=== Stored entries ===
___

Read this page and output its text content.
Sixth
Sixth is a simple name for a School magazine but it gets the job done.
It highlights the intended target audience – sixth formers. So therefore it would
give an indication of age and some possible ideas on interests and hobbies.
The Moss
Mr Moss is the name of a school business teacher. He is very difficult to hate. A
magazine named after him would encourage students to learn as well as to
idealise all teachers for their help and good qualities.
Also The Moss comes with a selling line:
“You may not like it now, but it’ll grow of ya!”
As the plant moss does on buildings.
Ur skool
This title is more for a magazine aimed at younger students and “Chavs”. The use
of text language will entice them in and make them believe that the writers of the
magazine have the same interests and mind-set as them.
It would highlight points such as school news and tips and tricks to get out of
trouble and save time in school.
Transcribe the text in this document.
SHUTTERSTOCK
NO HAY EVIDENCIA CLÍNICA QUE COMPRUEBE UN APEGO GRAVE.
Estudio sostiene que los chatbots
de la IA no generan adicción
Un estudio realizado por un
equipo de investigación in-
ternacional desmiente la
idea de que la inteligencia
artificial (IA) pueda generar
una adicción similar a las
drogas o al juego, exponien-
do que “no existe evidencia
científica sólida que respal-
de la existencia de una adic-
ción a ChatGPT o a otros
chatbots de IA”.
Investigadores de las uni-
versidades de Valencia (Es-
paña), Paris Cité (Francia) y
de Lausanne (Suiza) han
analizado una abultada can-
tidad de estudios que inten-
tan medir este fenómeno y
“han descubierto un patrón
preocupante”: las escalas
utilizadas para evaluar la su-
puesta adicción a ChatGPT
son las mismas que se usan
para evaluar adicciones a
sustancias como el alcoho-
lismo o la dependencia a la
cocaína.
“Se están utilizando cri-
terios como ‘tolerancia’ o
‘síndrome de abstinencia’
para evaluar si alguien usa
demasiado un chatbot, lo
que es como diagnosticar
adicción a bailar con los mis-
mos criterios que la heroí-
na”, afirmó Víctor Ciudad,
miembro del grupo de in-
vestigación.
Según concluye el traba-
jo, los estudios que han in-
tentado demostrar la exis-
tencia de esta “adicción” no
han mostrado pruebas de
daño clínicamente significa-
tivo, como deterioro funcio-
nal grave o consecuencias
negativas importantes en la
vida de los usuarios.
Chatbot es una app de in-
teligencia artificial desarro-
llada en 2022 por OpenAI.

___

Using the entries above, return each line in which the word "them" occurs.

=== Result of the task ===
of text language will entice them in and make them believe that the writers of the
magazine have the same interests and mind-set as them.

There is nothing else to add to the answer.